▸ **Data**

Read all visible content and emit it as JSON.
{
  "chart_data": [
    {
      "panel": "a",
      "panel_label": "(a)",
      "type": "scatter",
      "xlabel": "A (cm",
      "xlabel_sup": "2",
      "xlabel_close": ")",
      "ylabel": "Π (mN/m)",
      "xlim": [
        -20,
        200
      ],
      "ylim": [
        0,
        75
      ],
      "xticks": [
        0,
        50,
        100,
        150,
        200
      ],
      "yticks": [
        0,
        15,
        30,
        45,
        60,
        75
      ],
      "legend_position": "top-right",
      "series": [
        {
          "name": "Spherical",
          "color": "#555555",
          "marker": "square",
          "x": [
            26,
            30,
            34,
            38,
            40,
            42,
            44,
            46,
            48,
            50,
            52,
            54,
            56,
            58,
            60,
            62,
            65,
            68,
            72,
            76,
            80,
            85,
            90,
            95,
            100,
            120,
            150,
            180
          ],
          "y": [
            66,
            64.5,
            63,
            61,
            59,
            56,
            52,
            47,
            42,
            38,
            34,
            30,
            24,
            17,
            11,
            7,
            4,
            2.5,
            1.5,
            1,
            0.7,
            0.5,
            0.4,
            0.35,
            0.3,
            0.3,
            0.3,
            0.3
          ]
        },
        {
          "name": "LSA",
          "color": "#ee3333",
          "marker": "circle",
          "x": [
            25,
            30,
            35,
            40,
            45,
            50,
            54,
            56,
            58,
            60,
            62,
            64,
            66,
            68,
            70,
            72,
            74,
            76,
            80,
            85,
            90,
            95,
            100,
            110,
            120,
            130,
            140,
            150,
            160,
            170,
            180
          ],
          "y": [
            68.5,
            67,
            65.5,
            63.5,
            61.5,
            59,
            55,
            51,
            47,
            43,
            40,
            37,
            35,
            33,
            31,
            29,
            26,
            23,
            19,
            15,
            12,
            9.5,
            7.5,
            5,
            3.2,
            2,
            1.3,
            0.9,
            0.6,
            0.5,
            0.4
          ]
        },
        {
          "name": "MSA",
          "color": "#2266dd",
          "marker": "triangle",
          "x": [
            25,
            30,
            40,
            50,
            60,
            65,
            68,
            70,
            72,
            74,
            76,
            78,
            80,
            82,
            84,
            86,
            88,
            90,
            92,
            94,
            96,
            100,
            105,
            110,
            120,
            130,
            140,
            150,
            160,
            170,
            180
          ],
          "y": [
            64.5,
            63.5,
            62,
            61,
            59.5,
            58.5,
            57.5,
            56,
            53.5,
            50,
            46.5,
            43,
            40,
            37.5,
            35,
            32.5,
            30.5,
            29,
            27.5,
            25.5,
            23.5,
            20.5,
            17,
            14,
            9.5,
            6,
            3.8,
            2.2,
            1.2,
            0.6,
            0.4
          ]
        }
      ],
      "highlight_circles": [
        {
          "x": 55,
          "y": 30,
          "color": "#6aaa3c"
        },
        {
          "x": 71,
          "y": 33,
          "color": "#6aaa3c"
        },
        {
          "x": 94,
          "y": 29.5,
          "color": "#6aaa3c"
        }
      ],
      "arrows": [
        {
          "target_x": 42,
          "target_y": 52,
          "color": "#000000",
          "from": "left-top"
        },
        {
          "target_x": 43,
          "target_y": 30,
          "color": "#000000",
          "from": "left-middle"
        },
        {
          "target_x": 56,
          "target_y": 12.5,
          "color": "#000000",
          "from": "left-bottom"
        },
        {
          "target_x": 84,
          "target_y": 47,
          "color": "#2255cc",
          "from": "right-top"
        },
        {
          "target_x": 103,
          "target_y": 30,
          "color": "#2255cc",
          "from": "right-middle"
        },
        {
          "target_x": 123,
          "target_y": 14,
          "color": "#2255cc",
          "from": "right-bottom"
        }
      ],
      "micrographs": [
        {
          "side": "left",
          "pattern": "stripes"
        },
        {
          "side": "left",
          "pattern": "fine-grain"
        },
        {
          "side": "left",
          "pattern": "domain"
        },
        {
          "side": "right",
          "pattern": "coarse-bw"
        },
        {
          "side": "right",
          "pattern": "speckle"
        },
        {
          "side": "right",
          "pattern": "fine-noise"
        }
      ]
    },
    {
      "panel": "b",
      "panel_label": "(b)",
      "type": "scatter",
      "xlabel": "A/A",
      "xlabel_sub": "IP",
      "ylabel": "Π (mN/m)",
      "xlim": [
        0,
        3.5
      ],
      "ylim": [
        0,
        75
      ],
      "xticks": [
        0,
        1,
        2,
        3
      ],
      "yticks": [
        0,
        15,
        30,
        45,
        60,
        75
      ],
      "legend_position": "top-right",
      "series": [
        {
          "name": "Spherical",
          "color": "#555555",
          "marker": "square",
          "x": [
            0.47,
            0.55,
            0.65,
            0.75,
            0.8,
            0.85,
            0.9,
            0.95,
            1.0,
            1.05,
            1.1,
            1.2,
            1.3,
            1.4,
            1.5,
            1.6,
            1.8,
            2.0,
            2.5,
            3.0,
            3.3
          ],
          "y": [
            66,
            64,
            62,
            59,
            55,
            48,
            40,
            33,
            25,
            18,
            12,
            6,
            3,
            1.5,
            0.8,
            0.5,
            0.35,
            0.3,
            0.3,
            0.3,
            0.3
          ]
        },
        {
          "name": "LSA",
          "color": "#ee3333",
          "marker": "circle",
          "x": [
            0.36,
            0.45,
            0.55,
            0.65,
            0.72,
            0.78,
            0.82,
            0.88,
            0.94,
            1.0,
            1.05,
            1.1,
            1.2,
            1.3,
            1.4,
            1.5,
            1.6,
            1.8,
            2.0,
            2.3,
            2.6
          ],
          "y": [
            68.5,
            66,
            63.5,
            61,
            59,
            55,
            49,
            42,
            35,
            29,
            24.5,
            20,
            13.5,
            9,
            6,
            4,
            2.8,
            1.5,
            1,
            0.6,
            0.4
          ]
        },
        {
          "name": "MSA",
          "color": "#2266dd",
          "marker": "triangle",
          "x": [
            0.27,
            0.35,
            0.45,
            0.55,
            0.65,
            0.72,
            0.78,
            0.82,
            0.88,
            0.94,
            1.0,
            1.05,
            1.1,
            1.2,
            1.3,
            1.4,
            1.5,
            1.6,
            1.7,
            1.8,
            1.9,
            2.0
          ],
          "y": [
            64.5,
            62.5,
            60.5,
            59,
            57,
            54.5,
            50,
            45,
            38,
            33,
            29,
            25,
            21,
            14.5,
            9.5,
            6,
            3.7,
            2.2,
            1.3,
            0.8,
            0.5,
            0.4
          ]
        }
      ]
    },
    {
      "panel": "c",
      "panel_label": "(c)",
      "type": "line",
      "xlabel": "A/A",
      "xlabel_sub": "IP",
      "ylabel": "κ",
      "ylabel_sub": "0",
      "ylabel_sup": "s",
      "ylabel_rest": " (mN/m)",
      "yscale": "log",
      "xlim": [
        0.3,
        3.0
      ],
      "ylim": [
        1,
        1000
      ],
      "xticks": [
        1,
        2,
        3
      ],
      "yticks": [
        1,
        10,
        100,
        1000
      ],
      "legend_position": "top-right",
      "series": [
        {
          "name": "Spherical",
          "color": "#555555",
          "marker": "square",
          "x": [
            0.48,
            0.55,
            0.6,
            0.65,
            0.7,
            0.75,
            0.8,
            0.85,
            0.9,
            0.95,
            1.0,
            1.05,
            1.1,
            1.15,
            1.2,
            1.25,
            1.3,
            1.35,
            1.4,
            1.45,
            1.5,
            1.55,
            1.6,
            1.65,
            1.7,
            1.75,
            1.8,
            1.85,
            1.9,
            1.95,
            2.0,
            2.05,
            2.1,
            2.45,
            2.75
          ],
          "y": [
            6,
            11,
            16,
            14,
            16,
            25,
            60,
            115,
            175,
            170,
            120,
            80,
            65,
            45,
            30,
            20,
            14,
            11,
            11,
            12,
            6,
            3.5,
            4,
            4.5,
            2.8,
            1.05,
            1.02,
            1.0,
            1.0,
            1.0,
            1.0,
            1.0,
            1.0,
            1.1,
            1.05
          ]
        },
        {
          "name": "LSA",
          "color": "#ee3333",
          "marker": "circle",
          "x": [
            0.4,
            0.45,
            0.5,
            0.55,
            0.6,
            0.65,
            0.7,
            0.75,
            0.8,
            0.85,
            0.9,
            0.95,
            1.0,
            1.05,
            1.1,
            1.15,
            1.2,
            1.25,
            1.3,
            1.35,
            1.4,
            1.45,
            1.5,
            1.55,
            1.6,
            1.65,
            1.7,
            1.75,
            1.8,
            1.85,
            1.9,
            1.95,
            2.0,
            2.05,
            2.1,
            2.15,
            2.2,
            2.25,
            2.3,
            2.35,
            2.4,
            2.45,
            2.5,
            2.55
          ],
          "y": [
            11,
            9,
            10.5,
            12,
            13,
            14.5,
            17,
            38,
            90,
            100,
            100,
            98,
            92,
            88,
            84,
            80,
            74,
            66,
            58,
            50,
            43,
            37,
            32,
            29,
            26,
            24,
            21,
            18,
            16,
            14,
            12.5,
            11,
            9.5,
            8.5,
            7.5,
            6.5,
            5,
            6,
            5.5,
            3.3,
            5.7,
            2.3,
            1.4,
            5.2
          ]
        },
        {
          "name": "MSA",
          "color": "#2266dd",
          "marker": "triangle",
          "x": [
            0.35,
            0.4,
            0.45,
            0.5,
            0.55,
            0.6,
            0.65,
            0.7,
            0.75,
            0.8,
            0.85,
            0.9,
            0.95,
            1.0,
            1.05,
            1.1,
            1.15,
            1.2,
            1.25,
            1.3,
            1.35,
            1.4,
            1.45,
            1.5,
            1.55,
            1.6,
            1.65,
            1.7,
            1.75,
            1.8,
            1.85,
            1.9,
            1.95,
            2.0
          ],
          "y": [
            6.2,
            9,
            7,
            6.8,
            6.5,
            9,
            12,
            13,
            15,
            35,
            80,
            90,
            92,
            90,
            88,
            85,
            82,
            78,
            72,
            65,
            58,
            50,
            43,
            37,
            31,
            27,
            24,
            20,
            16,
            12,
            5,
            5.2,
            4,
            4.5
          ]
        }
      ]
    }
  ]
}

▸ **Exercise requirements**
Look for lines containing the string "pattern" and copy them all.

▸ **Finished task**
          "pattern": "stripes"
          "pattern": "fine-grain"
          "pattern": "domain"
          "pattern": "coarse-bw"
          "pattern": "speckle"
          "pattern": "fine-noise"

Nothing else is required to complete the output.